• _What is required_: In the data below, locate each line with the word "only" and list it.

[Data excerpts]
┌──
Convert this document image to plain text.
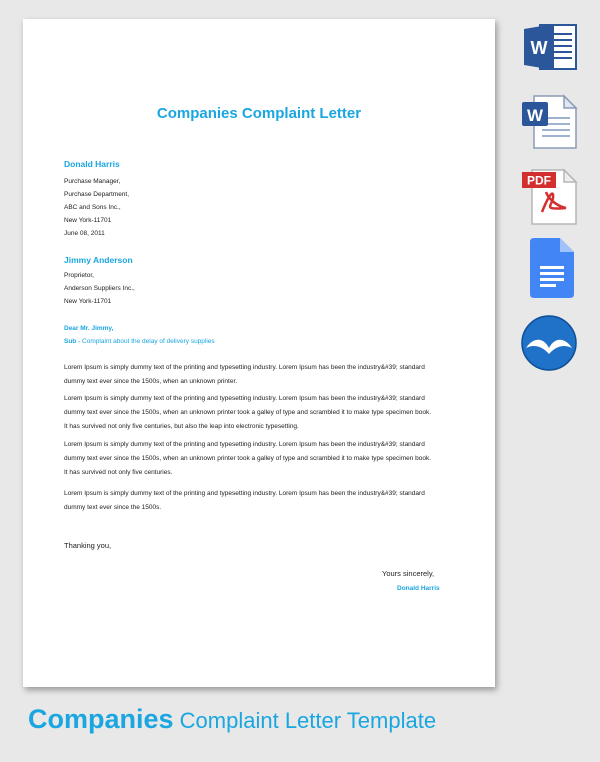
Companies Complaint Letter
Donald Harris
Purchase Manager,
Purchase Department,
ABC and Sons Inc.,
New York-11701
June 08, 2011
Jimmy Anderson
Proprietor,
Anderson Suppliers Inc.,
New York-11701
Dear Mr. Jimmy,
Sub - Complaint about the delay of delivery supplies
Lorem Ipsum is simply dummy text of the printing and typesetting industry. Lorem Ipsum has been the industry&#39; standard
dummy text ever since the 1500s, when an unknown printer.
Lorem Ipsum is simply dummy text of the printing and typesetting industry. Lorem Ipsum has been the industry&#39; standard
dummy text ever since the 1500s, when an unknown printer took a galley of type and scrambled it to make type specimen book.
It has survived not only five centuries, but also the leap into electronic typesetting.
Lorem Ipsum is simply dummy text of the printing and typesetting industry. Lorem Ipsum has been the industry&#39; standard
dummy text ever since the 1500s, when an unknown printer took a galley of type and scrambled it to make type specimen book.
It has survived not only five centuries.
Lorem Ipsum is simply dummy text of the printing and typesetting industry. Lorem Ipsum has been the industry&#39; standard
dummy text ever since the 1500s.
Thanking you,
Yours sincerely,
Donald Harris
W
W
PDF
Companies Complaint Letter Template
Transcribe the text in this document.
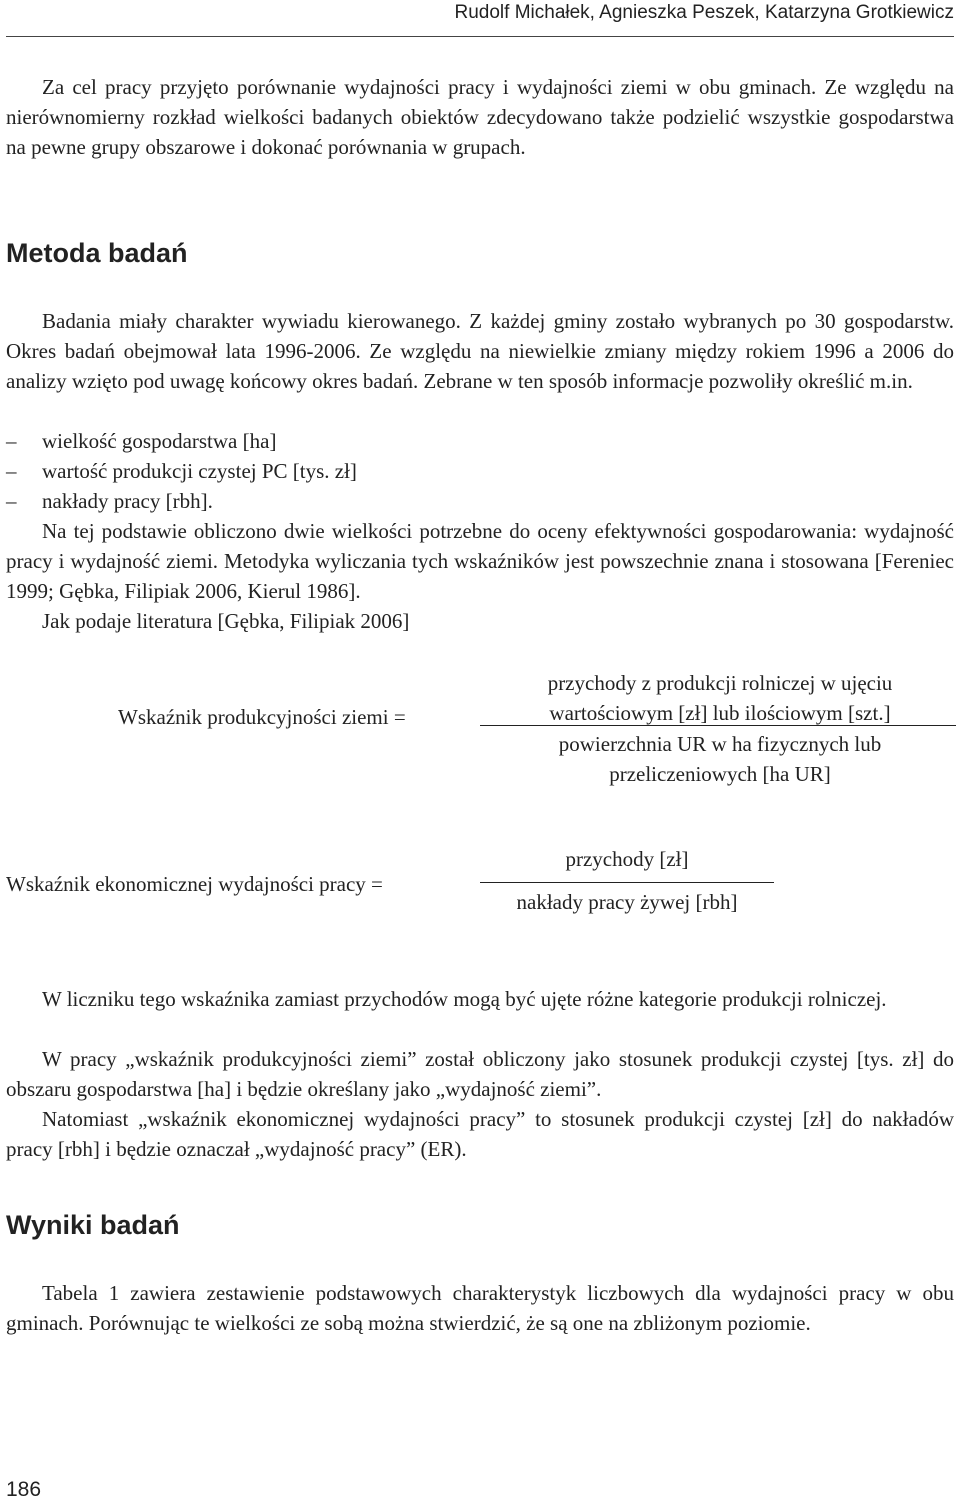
Rudolf Michałek, Agnieszka Peszek, Katarzyna Grotkiewicz

Za cel pracy przyjęto porównanie wydajności pracy i wydajności ziemi w obu gminach. Ze względu na nierównomierny rozkład wielkości badanych obiektów zdecydowano także podzielić wszystkie gospodarstwa na pewne grupy obszarowe i dokonać porównania w grupach.

Metoda badań

Badania miały charakter wywiadu kierowanego. Z każdej gminy zostało wybranych po 30 gospodarstw. Okres badań obejmował lata 1996-2006. Ze względu na niewielkie zmiany między rokiem 1996 a 2006 do analizy wzięto pod uwagę końcowy okres badań. Zebrane w ten sposób informacje pozwoliły określić m.in.

– wielkość gospodarstwa [ha]
– wartość produkcji czystej PC [tys. zł]
– nakłady pracy [rbh].

Na tej podstawie obliczono dwie wielkości potrzebne do oceny efektywności gospodarowania: wydajność pracy i wydajność ziemi. Metodyka wyliczania tych wskaźników jest powszechnie znana i stosowana [Fereniec 1999; Gębka, Filipiak 2006, Kierul 1986].

Jak podaje literatura [Gębka, Filipiak 2006]

Wskaźnik produkcyjności ziemi =
przychody z produkcji rolniczej w ujęciu
wartościowym [zł] lub ilościowym [szt.]
powierzchnia UR w ha fizycznych lub
przeliczeniowych [ha UR]
Wskaźnik ekonomicznej wydajności pracy =
przychody [zł]
nakłady pracy żywej [rbh]

W liczniku tego wskaźnika zamiast przychodów mogą być ujęte różne kategorie produkcji rolniczej.

W pracy „wskaźnik produkcyjności ziemi” został obliczony jako stosunek produkcji czystej [tys. zł] do obszaru gospodarstwa [ha] i będzie określany jako „wydajność ziemi”.

Natomiast „wskaźnik ekonomicznej wydajności pracy” to stosunek produkcji czystej [zł] do nakładów pracy [rbh] i będzie oznaczał „wydajność pracy” (ER).

Wyniki badań

Tabela 1 zawiera zestawienie podstawowych charakterystyk liczbowych dla wydajności pracy w obu gminach. Porównując te wielkości ze sobą można stwierdzić, że są one na zbliżonym poziomie.

186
└──
• _Answer to the problem_:
It has survived not only five centuries, but also the leap into electronic typesetting.
It has survived not only five centuries.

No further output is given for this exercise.